Input records:
------------------------------
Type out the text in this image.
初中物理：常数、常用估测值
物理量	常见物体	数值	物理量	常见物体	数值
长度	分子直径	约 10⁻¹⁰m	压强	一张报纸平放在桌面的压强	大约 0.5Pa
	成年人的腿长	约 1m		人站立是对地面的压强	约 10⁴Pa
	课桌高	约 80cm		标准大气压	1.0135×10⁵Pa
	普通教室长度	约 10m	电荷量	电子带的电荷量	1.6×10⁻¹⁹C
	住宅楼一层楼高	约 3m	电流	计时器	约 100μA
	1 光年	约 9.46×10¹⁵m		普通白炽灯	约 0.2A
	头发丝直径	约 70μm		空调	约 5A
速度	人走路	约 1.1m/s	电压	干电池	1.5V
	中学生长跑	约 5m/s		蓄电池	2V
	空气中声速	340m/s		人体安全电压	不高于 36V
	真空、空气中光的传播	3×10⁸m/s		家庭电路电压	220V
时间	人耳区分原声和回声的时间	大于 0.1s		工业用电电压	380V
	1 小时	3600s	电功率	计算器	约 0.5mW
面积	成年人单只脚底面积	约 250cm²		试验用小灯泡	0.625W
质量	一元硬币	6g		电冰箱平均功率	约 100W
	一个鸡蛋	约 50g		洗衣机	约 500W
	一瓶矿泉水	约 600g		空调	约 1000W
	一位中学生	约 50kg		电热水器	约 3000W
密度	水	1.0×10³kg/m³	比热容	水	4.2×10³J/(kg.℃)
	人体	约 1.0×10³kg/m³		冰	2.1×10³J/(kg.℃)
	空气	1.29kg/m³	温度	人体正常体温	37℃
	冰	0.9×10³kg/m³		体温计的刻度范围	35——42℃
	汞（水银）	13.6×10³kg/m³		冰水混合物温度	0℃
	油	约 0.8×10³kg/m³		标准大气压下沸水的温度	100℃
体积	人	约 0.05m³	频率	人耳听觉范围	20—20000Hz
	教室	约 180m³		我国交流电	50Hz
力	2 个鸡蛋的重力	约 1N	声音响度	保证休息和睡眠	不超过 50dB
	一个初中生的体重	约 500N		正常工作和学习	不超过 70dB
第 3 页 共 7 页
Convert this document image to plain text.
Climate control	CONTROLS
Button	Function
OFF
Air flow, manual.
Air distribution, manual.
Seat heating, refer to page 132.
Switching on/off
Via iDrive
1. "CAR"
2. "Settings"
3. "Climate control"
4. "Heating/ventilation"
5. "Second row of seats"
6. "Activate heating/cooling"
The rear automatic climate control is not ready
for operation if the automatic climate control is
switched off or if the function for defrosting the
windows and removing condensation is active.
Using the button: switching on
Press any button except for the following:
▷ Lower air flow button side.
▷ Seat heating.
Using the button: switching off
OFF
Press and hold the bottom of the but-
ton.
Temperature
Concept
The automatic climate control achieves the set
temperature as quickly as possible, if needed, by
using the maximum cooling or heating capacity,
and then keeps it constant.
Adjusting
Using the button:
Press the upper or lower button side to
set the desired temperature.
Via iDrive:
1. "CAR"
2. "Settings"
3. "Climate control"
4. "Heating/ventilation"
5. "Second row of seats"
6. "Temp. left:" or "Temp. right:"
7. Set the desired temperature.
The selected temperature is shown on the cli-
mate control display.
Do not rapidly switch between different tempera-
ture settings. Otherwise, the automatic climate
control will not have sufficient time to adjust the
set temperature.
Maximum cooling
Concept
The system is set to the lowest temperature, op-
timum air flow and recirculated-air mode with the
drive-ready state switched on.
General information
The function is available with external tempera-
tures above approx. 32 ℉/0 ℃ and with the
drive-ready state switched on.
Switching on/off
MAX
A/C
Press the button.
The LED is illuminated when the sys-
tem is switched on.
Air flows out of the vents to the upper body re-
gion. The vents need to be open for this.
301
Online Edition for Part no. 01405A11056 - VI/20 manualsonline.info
------------------------------
Problem: Report each line of the material above where the word "this" appears.

Task answer:
Type out the text in this image.
Convert this document image to plain text.
gion. The vents need to be open for this.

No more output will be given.